ADHD Is Not an Excuse for Misogyny: Why This Tribunal Ruling Is Bad for Women, Neurodivergence and the Police Service

This week a UK employment tribunal ruled that a Metropolitan Police staff member with ADHD had been unfairly dismissed after making repeated sexual comments towards female colleagues.

The case, reported by the Daily Mail and The Telegraph, concluded that his behaviour was linked to his neurodivergence. If I’m honest, reading this, my blood was at boiling point.

The media conversation around ADHD also tends to ignore the structural challenges people face when trying to access support. Right now, many adults seeking diagnosis are facing years-long waiting lists through the NHS, something I explore further in my article about the NHS ADHD waiting list crisis. When diagnosis and treatment become harder to access, misinformation in the media becomes even more damaging — because it shapes how workplaces, families, and professionals respond to neurodivergent people.

I spoke to my police colleagues, who remain close friends, and protested that this is going to do the opposite of help senior leaders understand what neurodivergence really is.

I stormed around my house, cleaning and colour-coding my wardrobe, to try and calm down before I had 1:1 clients all afternoon.

I was so enraged that I created an 11-page post on Instagram informing my audience that they, too, should be angry about this.

And if I’m honest, I’m still pretty pissed off about it, 4 days later.

The thing is, ADHD is real, and it can affect impulse control. ADHD can also make social cues harder to read.

But ADHD is not an excuse for sexualised comments or misogyny.

And rulings like this risk creating a narrative that harms both women in the workplace and neurodivergent people who are trying to be taken seriously.

On top of all this — and probably what frustrates me the most — rulings like this risk reinforcing the eye-rolling scepticism that already exists in some senior ranks. The quiet dismissal that neurodivergence is just another “excuse” rather than something police forces genuinely need to understand.

And that matters.

————

TASKS:
**A)** According to the article on the tribunal ruling, which two newspapers reported the case?
**B)** From the article on the tribunal ruling, extract the passage from "I was so enraged" up to and including "need to understand.".
**C)** Translate this sentence from the article on the tribunal ruling into Spanish: "But ADHD is not an excuse for sexualised comments or misogyny."
The rows below were taken from a different source than the article.

————

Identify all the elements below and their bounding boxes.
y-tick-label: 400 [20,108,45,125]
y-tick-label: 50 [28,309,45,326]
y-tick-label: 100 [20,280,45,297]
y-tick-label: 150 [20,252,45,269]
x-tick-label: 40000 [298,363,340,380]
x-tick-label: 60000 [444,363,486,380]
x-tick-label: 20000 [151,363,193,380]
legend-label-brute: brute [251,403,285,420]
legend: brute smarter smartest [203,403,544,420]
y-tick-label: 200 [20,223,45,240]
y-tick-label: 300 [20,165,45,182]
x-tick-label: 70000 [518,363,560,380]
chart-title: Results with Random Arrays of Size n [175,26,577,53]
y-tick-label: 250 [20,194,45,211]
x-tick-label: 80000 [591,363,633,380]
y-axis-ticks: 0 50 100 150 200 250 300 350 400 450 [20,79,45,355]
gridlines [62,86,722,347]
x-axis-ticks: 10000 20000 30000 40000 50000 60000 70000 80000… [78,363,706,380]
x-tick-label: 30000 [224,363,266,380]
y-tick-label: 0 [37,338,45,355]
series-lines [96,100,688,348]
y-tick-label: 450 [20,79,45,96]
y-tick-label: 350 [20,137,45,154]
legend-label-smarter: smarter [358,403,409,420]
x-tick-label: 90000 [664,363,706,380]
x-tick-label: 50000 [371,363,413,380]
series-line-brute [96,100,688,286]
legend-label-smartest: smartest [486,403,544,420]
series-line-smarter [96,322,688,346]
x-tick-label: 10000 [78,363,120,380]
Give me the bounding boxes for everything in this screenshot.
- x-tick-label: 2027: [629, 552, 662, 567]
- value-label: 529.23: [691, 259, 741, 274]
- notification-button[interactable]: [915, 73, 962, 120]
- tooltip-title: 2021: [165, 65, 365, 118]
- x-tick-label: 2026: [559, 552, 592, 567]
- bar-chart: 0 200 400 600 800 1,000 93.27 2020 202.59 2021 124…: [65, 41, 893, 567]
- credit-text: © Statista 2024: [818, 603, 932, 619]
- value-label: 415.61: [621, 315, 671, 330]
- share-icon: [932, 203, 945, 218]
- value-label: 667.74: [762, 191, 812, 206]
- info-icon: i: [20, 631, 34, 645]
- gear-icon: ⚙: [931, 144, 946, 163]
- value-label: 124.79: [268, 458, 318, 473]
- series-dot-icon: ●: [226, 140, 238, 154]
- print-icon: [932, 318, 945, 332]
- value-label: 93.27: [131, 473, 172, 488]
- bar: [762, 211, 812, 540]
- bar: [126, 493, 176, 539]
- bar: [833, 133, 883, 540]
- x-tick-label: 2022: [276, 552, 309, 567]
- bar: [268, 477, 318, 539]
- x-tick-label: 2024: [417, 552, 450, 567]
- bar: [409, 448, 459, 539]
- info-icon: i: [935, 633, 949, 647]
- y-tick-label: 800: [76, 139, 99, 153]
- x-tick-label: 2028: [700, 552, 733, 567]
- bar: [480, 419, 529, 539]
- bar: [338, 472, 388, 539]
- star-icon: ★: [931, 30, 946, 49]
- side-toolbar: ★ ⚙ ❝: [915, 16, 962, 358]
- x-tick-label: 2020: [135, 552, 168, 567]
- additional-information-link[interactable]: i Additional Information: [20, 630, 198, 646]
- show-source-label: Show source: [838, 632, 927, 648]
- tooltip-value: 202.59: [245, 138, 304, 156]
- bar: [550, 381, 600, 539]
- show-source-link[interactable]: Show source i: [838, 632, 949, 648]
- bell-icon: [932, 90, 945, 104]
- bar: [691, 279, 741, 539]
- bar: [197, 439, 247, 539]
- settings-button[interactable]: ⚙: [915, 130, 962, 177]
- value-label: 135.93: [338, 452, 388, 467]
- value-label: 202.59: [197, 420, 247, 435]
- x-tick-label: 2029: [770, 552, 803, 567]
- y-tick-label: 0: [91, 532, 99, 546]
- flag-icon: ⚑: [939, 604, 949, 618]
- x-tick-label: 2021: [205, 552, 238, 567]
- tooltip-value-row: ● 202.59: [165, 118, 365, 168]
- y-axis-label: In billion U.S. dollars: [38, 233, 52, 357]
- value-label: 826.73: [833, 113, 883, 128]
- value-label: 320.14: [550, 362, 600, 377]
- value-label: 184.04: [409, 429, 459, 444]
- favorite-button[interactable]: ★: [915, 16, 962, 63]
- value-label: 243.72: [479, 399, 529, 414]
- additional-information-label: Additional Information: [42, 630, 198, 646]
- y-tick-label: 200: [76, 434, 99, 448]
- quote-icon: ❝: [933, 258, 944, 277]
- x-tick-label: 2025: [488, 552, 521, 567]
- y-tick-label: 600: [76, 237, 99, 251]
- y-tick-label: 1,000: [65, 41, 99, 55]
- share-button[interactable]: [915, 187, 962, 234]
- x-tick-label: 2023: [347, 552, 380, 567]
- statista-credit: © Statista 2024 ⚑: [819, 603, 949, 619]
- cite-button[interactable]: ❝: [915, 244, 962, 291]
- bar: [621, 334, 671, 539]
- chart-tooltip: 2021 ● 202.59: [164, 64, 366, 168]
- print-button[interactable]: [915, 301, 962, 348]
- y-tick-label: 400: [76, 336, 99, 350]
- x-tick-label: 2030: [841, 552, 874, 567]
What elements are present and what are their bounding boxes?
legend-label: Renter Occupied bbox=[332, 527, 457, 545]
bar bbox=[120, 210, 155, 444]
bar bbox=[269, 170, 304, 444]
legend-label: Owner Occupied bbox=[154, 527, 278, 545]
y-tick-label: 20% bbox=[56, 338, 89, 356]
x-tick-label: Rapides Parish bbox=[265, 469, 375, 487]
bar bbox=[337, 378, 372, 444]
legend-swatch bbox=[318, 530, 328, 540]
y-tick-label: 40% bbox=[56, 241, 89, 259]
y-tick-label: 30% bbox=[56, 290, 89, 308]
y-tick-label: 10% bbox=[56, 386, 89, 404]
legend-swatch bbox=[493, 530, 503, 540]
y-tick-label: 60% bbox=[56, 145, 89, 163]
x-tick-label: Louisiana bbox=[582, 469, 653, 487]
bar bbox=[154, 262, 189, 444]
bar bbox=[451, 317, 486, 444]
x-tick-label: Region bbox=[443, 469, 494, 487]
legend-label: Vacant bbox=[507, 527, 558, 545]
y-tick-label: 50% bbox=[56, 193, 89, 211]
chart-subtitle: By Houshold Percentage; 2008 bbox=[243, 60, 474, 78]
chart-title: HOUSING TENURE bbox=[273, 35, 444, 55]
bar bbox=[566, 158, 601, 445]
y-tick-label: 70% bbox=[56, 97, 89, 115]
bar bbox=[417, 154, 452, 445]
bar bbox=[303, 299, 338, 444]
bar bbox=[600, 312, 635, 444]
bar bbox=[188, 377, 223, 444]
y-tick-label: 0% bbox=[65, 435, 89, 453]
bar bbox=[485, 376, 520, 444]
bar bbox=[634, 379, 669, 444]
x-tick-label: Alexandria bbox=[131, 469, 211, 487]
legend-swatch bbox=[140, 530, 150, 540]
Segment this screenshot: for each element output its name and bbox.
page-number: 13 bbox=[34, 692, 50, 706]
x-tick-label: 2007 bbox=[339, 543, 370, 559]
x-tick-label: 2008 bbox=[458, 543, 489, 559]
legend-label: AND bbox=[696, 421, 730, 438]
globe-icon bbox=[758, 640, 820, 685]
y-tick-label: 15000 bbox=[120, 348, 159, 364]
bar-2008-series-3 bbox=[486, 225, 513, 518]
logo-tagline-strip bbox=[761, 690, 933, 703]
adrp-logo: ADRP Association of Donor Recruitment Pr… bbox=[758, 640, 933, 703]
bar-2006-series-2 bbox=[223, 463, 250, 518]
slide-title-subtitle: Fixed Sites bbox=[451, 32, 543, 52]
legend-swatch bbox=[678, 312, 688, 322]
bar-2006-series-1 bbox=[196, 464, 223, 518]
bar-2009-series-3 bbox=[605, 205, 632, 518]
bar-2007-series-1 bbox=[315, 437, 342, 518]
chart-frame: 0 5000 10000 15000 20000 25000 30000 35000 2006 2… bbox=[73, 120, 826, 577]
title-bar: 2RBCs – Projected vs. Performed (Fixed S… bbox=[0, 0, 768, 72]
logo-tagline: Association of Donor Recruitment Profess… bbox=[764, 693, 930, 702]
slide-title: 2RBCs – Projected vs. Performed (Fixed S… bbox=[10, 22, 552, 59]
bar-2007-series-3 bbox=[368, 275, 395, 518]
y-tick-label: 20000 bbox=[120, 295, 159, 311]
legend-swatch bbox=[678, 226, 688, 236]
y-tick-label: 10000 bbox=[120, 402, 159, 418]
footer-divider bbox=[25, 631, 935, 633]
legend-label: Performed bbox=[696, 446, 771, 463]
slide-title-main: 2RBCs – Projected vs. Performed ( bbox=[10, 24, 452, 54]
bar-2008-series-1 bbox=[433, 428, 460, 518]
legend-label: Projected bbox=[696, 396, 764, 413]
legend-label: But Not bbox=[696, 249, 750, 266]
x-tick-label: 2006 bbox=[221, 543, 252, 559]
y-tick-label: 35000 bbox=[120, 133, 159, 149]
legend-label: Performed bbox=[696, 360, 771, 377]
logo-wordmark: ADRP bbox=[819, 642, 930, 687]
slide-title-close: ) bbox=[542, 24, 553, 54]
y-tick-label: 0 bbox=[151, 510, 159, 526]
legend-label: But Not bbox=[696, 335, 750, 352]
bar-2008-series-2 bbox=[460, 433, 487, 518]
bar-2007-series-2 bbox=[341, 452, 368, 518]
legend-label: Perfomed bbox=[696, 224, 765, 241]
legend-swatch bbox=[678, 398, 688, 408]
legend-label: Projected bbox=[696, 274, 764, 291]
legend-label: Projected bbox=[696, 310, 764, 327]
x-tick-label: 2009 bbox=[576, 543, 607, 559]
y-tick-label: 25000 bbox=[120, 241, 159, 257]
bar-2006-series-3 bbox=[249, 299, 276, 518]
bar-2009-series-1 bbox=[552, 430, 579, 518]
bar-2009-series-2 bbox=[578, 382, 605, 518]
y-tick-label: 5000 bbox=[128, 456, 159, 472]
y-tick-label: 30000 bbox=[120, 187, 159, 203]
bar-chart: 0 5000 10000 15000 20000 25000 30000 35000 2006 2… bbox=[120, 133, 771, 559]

————

ANSWERS GIVEN:
**A)** The Daily Mail and The Telegraph.

**B)**
I was so enraged that I created an 11-page post on Instagram informing my audience that they, too, should be angry about this.

And if I’m honest, I’m still pretty pissed off about it, 4 days later.

The thing is, ADHD is real, and it can affect impulse control. ADHD can also make social cues harder to read.

But ADHD is not an excuse for sexualised comments or misogyny.

And rulings like this risk creating a narrative that harms both women in the workplace and neurodivergent people who are trying to be taken seriously.

On top of all this — and probably what frustrates me the most — rulings like this risk reinforcing the eye-rolling scepticism that already exists in some senior ranks. The quiet dismissal that neurodivergence is just another “excuse” rather than something police forces genuinely need to understand.

**C)** Pero el TDAH no es una excusa para los comentarios sexualizados ni para la misoginia.